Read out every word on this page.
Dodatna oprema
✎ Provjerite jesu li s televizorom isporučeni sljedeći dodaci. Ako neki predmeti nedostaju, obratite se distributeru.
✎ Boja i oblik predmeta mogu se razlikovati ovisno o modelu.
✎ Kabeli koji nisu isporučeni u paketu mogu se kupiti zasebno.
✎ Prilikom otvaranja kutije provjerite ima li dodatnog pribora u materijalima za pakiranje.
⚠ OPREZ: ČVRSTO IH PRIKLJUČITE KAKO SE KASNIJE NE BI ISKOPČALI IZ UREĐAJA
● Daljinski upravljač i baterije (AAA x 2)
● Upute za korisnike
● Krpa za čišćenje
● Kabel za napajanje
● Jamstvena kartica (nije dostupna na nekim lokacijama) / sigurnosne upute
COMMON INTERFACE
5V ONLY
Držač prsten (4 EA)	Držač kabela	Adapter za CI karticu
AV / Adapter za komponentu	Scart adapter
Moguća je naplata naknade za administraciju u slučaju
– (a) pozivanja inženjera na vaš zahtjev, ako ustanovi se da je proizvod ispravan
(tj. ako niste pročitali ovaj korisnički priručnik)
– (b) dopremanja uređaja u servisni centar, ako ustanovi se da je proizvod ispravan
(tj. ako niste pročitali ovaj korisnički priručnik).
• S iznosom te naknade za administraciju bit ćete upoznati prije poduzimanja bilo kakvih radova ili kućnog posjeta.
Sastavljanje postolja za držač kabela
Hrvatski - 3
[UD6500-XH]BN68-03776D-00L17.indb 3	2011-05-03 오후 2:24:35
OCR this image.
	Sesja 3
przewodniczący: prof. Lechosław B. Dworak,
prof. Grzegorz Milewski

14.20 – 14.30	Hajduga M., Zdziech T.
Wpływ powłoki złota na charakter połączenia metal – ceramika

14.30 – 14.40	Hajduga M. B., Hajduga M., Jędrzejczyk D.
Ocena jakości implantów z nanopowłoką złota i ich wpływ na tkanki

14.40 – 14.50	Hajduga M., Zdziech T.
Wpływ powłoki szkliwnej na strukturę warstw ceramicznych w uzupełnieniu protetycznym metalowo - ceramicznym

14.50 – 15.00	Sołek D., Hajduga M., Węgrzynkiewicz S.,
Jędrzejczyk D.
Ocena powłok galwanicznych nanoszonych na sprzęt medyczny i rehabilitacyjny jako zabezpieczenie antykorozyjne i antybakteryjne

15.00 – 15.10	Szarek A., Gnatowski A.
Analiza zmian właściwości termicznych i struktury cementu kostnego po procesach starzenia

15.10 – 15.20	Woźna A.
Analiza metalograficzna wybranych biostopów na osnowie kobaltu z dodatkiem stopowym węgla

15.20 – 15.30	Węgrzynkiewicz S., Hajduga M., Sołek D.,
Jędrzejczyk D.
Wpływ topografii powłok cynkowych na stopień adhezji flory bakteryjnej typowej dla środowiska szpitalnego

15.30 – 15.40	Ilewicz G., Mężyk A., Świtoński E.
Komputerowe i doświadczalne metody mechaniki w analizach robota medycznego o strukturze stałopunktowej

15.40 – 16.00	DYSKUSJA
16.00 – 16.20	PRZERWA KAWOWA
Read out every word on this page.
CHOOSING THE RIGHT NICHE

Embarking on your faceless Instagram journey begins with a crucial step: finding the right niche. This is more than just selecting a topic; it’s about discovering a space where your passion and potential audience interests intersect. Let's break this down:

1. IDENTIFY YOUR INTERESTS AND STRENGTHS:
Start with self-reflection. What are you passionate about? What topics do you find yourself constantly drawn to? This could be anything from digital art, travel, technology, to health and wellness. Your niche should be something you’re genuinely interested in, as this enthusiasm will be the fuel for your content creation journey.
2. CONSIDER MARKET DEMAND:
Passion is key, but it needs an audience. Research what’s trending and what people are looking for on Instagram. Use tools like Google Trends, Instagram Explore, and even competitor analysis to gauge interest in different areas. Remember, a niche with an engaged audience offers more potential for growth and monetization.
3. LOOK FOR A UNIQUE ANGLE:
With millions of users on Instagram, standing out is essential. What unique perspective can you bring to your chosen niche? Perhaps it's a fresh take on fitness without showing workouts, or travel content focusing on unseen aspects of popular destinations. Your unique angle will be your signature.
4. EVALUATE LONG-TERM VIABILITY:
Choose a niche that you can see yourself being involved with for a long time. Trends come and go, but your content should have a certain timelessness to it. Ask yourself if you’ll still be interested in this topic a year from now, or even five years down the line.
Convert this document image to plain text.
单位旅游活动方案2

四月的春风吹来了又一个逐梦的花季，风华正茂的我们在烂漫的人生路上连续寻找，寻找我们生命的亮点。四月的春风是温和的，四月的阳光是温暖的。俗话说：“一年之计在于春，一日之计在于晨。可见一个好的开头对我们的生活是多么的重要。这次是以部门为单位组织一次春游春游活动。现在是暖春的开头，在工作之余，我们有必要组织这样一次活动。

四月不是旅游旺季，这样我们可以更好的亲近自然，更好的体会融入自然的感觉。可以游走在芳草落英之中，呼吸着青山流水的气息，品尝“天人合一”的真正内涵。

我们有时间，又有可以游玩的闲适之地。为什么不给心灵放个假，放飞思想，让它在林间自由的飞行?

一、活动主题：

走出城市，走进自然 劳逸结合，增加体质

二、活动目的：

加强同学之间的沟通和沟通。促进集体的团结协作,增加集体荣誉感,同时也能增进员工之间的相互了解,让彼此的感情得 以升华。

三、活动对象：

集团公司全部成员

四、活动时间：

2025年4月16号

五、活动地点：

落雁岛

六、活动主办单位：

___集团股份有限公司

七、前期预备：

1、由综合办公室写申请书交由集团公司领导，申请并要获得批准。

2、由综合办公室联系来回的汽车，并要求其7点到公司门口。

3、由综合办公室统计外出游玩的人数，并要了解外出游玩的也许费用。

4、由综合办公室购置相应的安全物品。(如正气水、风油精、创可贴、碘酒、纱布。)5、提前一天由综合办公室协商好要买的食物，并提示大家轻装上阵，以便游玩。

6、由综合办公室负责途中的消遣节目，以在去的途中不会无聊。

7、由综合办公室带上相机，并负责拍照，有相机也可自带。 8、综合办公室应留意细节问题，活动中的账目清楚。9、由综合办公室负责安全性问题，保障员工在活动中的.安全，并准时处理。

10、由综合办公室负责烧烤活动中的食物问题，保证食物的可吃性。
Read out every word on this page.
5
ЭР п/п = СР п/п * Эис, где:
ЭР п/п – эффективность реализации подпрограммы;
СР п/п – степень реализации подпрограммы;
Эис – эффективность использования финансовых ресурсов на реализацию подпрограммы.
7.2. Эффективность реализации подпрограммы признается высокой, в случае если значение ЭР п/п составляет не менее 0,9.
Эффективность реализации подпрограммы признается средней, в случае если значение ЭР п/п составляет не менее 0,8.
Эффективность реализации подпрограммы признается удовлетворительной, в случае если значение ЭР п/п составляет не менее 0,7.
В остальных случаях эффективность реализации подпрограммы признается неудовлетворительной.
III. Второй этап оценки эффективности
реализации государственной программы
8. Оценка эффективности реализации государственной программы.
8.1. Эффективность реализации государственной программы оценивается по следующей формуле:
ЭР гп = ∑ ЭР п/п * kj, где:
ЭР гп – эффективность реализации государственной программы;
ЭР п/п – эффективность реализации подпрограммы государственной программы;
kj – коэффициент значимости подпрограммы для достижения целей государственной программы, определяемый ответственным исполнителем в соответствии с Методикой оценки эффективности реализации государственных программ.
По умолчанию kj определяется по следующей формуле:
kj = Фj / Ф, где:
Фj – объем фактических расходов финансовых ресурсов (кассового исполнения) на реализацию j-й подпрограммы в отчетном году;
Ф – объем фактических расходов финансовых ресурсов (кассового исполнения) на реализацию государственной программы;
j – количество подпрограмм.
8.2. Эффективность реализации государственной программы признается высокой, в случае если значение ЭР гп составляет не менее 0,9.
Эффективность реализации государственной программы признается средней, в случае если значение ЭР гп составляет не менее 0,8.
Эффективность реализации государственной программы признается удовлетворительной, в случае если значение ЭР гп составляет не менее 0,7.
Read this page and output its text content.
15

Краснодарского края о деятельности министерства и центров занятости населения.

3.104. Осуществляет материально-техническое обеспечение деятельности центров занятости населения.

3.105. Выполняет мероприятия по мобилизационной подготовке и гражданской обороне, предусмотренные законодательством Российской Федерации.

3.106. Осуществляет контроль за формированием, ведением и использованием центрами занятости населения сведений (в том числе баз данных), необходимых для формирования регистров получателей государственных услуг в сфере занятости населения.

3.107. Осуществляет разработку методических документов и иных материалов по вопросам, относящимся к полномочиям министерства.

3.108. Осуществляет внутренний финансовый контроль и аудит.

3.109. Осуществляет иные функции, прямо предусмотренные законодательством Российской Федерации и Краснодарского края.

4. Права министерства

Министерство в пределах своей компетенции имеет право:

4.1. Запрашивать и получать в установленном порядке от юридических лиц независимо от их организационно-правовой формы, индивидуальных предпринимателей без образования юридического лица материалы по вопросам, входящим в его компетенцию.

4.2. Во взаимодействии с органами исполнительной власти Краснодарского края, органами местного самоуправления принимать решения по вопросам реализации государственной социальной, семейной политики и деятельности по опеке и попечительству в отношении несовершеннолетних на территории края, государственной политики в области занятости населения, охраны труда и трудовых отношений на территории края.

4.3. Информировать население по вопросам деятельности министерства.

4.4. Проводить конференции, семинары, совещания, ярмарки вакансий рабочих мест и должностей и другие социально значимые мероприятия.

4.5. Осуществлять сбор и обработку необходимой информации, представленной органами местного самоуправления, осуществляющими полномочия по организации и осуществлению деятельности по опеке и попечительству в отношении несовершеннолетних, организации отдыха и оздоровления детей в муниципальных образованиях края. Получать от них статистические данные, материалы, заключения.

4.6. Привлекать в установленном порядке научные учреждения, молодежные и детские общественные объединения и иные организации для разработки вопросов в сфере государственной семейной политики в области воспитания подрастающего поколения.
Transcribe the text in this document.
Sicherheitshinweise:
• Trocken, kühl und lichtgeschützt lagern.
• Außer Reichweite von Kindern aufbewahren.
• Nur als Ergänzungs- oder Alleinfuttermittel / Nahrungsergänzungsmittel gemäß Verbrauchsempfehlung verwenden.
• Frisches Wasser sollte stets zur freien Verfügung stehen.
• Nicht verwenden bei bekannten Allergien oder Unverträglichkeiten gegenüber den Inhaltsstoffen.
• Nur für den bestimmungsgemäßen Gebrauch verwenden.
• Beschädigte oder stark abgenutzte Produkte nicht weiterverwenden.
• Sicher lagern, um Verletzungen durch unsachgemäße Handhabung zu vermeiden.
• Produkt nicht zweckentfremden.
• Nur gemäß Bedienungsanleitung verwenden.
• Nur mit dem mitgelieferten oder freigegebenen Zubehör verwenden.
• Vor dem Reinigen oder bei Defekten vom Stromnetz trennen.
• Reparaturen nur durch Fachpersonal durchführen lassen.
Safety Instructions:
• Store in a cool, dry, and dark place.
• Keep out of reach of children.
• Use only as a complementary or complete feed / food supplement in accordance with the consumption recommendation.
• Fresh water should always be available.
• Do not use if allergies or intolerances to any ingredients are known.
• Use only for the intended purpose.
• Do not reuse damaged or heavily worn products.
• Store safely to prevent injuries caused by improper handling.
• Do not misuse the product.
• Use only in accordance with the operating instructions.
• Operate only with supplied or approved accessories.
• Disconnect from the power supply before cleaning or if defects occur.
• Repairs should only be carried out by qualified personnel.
--------------------------------
Copy each line holding the word "оценки" from the listing above.

Answer in full
III. Второй этап оценки эффективности
kj – коэффициент значимости подпрограммы для достижения целей государственной программы, определяемый ответственным исполнителем в соответствии с Методикой оценки эффективности реализации государственных программ.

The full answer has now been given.